◆ **TEXTO FUENTE**

Dibujo original de Miguel Oscar Menassa (D2379)

El malestar en la cultura, con el que les ruego tomen contacto o que vuelvan a leer, no es, en la obra de Freud, algo así como apuntes. No es del orden de lo que se le permite a un practicante o a un sabio, no sin cierta indulgencia, a guisa de excursión en el dominio de la reflexión filosófica, sin darle quizá todo el peso técnico que se le reconocería a una tal reflexión cuando proviene de alguien que se calificaría a sí mismo como formando parte de la clase de filosofía. Este punto de vista demasiado difundido entre los psicoanalistas, debe ser absolutamente descartado. El malestar en la cultura es una obra esencial, primera, en la comprensión del pensamiento freudiano y en la intimación de su experiencia. Debemos darle toda su importancia. Ella aclara, acentúa, disipa ambigüedades en puntos cabalmente diferenciados de la experiencia analítica, y de cuál debe ser nuestra posición respecto al hombre, en la medida en que en nuestra experiencia más cotidiana tenemos que vérnosla desde siempre con el hombre, con una demanda humana.

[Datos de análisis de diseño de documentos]
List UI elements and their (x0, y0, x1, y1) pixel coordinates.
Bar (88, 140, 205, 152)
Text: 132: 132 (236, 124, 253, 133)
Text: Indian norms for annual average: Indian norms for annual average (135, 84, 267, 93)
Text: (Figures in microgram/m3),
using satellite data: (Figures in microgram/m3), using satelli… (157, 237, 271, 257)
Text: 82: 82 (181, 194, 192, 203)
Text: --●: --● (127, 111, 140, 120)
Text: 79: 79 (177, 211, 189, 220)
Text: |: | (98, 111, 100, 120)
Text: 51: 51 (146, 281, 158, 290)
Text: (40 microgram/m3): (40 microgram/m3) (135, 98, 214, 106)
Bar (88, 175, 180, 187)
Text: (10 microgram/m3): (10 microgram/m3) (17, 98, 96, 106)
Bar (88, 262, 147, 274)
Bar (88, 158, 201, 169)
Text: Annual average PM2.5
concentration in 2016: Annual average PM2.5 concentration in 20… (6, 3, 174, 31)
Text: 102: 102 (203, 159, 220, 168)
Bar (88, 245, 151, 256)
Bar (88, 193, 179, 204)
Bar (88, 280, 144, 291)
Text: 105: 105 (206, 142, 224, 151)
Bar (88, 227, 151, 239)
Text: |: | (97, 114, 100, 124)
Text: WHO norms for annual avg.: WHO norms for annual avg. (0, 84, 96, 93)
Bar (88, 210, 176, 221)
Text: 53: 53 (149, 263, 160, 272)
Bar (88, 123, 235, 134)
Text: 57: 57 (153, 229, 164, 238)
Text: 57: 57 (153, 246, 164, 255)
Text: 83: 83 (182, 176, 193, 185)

◆ **LISTA DE ACTIVIDADES**
1: Explica en una a tres oraciones por qué, según el texto fuente, debemos darle toda su importancia a El malestar en la cultura.
2: Responde estas preguntas a partir del texto fuente:
(a) ¿De quién es el dibujo original mencionado al comienzo?
(b) ¿Entre quiénes está demasiado difundido el punto de vista que debe ser absolutamente descartado?
(c) ¿Con qué tenemos que vérnosla desde siempre en nuestra experiencia más cotidiana?
Los ítems no intervienen en ninguna de las actividades.

◆ **SOLUCIONES EN ORDEN**
1: Porque es una obra esencial y primera en la comprensión del pensamiento freudiano y en la intimación de su experiencia. Además, aclara, acentúa y disipa ambigüedades en puntos cabalmente diferenciados de la experiencia analítica y sobre cuál debe ser nuestra posición respecto al hombre.

2:
(a) De Miguel Oscar Menassa.
(b) Entre los psicoanalistas.
(c) Con el hombre, con una demanda humana.